*TEXT*
= = = = = = =

November 24, 2021 9:10 am
What would you recommend to fry onions in to make a gluten free “French Onion” topping for green bean casserole?
December 1, 2021 2:49 pm
Hi there. I am new to GF baking. Last my Christmas cookies were a total bust. (Ice Box cookies, shortbread, sugar cookies) It was embarrassing and an expensive waste of time. They all tasted like gf flour and stuck to the roof of the mouth. I mostly have all purpose gluten free flour (Bob’s Redmill in Blue Bag, Cup for Cup and a bit of Dove’s free from that I paid wayyy too much for). Do you have any tips to help. Could I use expandex for GF Shortbread cookies with cornstarch and Icing Sugar?
December 2, 2021 10:35 am
You could try the expandex idea, unfortunately we have not done any texting on gluten free cookies. Some great resources we use for gluten free baked goods is America’s Test Kitchen, or Chefsteps.
We like where your heads at, and will look into developing our own gluten free cookie recipes in the future, stay tuned!
January 5, 2022 8:19 pm
There is a simple flour substitution for gluten free baking that is in the form of cookies/cakes/muffins. It is 2 cups superfine brown rice flour**, 2/3 cups potato starch (NOT flour), 1/3 cup tapioca starch/flour. When baking substitute this for your regular flour and add 1/2 tsp xanthan gum per cup of flour used. The dough is a little more delicate for roll out cookies but does beautifully in just about everything else. I have been baking gluten free for many years and this recipe beats out pretty much any pre-made mix you can buy!

= = = = = = =

*DATASET SECTION*

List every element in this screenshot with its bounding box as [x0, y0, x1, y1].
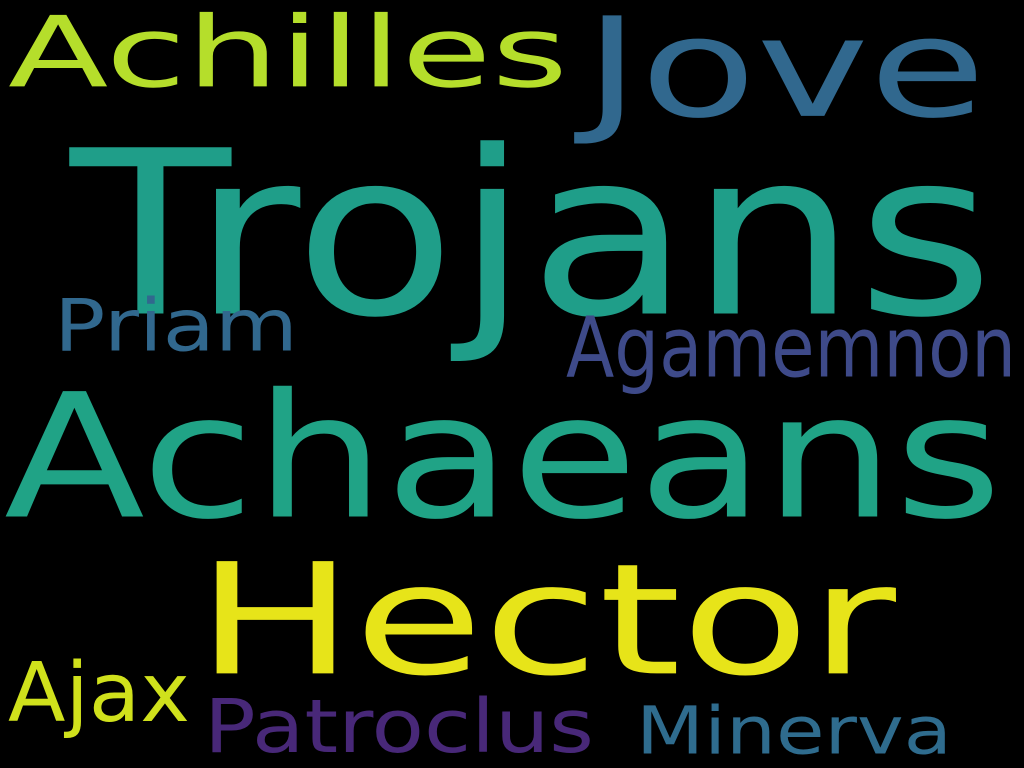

= = = = = = =

Write out, word for word, the part of the gluten-free baking comments between "December 1, 2021" and "future, stay tuned!", inclusive.

*SOLUTION TO THIS EXERCISE*
December 1, 2021 2:49 pm
Hi there. I am new to GF baking. Last my Christmas cookies were a total bust. (Ice Box cookies, shortbread, sugar cookies) It was embarrassing and an expensive waste of time. They all tasted like gf flour and stuck to the roof of the mouth. I mostly have all purpose gluten free flour (Bob’s Redmill in Blue Bag, Cup for Cup and a bit of Dove’s free from that I paid wayyy too much for). Do you have any tips to help. Could I use expandex for GF Shortbread cookies with cornstarch and Icing Sugar?
December 2, 2021 10:35 am
You could try the expandex idea, unfortunately we have not done any texting on gluten free cookies. Some great resources we use for gluten free baked goods is America’s Test Kitchen, or Chefsteps.
We like where your heads at, and will look into developing our own gluten free cookie recipes in the future, stay tuned!